- [DIRECTIVE]: Repeat every record below exactly, omitting any pictures.

== DATA LINES

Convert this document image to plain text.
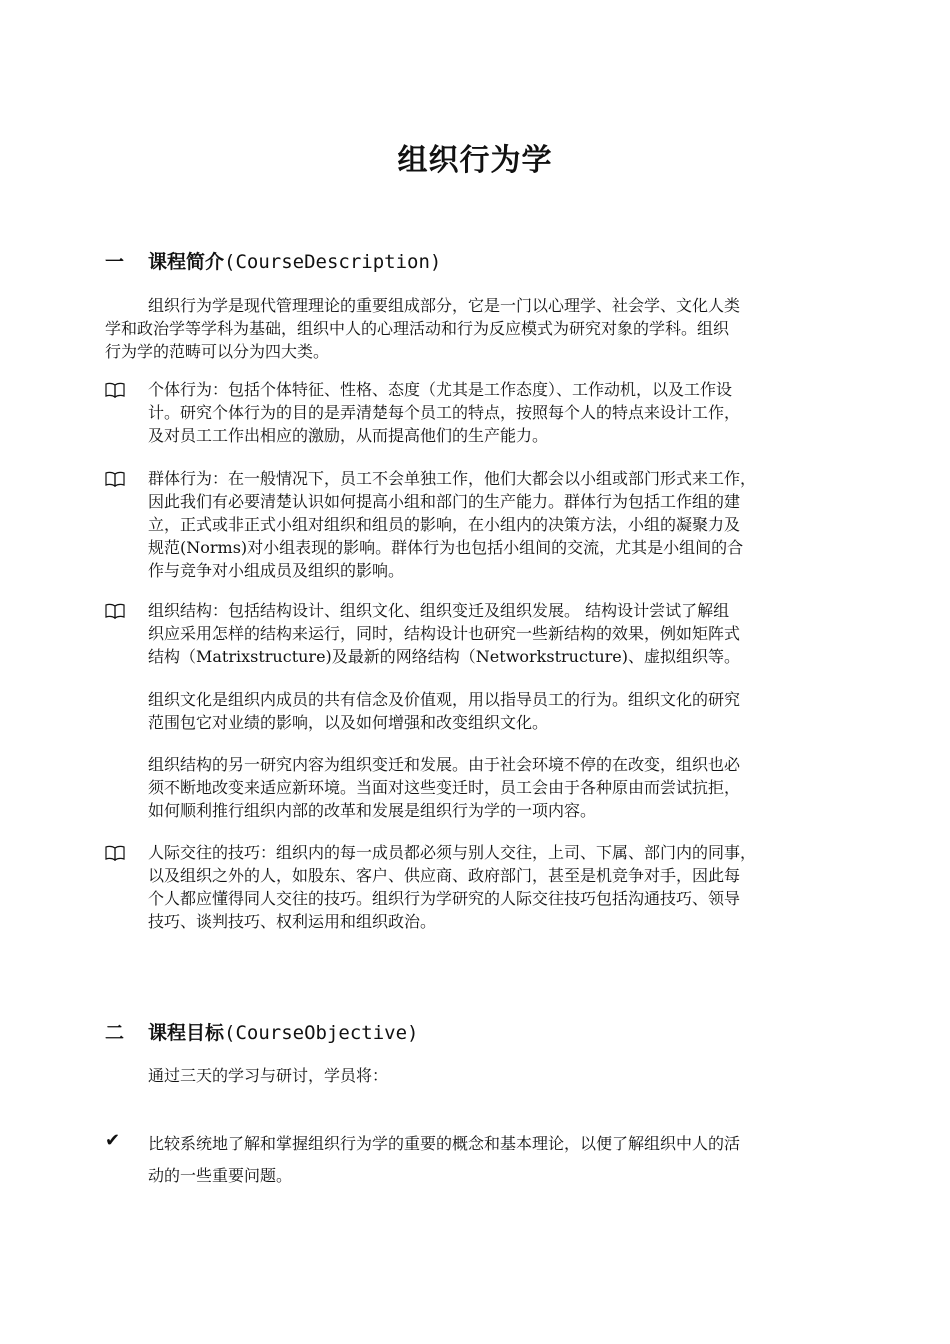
组织行为学
一 课程简介(CourseDescription)
组织行为学是现代管理理论的重要组成部分，它是一门以心理学、社会学、文化人类
学和政治学等学科为基础，组织中人的心理活动和行为反应模式为研究对象的学科。组织
行为学的范畴可以分为四大类。
个体行为：包括个体特征、性格、态度（尤其是工作态度）、工作动机，以及工作设
计。研究个体行为的目的是弄清楚每个员工的特点，按照每个人的特点来设计工作，
及对员工工作出相应的激励，从而提高他们的生产能力。
群体行为：在一般情况下，员工不会单独工作，他们大都会以小组或部门形式来工作，
因此我们有必要清楚认识如何提高小组和部门的生产能力。群体行为包括工作组的建
立，正式或非正式小组对组织和组员的影响，在小组内的决策方法，小组的凝聚力及
规范(Norms)对小组表现的影响。群体行为也包括小组间的交流，尤其是小组间的合
作与竞争对小组成员及组织的影响。
组织结构：包括结构设计、组织文化、组织变迁及组织发展。 结构设计尝试了解组
织应采用怎样的结构来运行，同时，结构设计也研究一些新结构的效果，例如矩阵式
结构（Matrixstructure)及最新的网络结构（Networkstructure)、虚拟组织等。
组织文化是组织内成员的共有信念及价值观，用以指导员工的行为。组织文化的研究
范围包它对业绩的影响，以及如何增强和改变组织文化。
组织结构的另一研究内容为组织变迁和发展。由于社会环境不停的在改变，组织也必
须不断地改变来适应新环境。当面对这些变迁时，员工会由于各种原由而尝试抗拒，
如何顺利推行组织内部的改革和发展是组织行为学的一项内容。
人际交往的技巧：组织内的每一成员都必须与别人交往，上司、下属、部门内的同事，
以及组织之外的人，如股东、客户、供应商、政府部门，甚至是机竞争对手，因此每
个人都应懂得同人交往的技巧。组织行为学研究的人际交往技巧包括沟通技巧、领导
技巧、谈判技巧、权利运用和组织政治。
二 课程目标(CourseObjective)
通过三天的学习与研讨，学员将：
✔ 比较系统地了解和掌握组织行为学的重要的概念和基本理论，以便了解组织中人的活
动的一些重要问题。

====

- [EXERCISE RESPONSE]:
Convert this document image to plain text.
组织行为学
一 课程简介(CourseDescription)
组织行为学是现代管理理论的重要组成部分，它是一门以心理学、社会学、文化人类
学和政治学等学科为基础，组织中人的心理活动和行为反应模式为研究对象的学科。组织
行为学的范畴可以分为四大类。
个体行为：包括个体特征、性格、态度（尤其是工作态度）、工作动机，以及工作设
计。研究个体行为的目的是弄清楚每个员工的特点，按照每个人的特点来设计工作，
及对员工工作出相应的激励，从而提高他们的生产能力。
群体行为：在一般情况下，员工不会单独工作，他们大都会以小组或部门形式来工作，
因此我们有必要清楚认识如何提高小组和部门的生产能力。群体行为包括工作组的建
立，正式或非正式小组对组织和组员的影响，在小组内的决策方法，小组的凝聚力及
规范(Norms)对小组表现的影响。群体行为也包括小组间的交流，尤其是小组间的合
作与竞争对小组成员及组织的影响。
组织结构：包括结构设计、组织文化、组织变迁及组织发展。 结构设计尝试了解组
织应采用怎样的结构来运行，同时，结构设计也研究一些新结构的效果，例如矩阵式
结构（Matrixstructure)及最新的网络结构（Networkstructure)、虚拟组织等。
组织文化是组织内成员的共有信念及价值观，用以指导员工的行为。组织文化的研究
范围包它对业绩的影响，以及如何增强和改变组织文化。
组织结构的另一研究内容为组织变迁和发展。由于社会环境不停的在改变，组织也必
须不断地改变来适应新环境。当面对这些变迁时，员工会由于各种原由而尝试抗拒，
如何顺利推行组织内部的改革和发展是组织行为学的一项内容。
人际交往的技巧：组织内的每一成员都必须与别人交往，上司、下属、部门内的同事，
以及组织之外的人，如股东、客户、供应商、政府部门，甚至是机竞争对手，因此每
个人都应懂得同人交往的技巧。组织行为学研究的人际交往技巧包括沟通技巧、领导
技巧、谈判技巧、权利运用和组织政治。
二 课程目标(CourseObjective)
通过三天的学习与研讨，学员将：
✔ 比较系统地了解和掌握组织行为学的重要的概念和基本理论，以便了解组织中人的活
动的一些重要问题。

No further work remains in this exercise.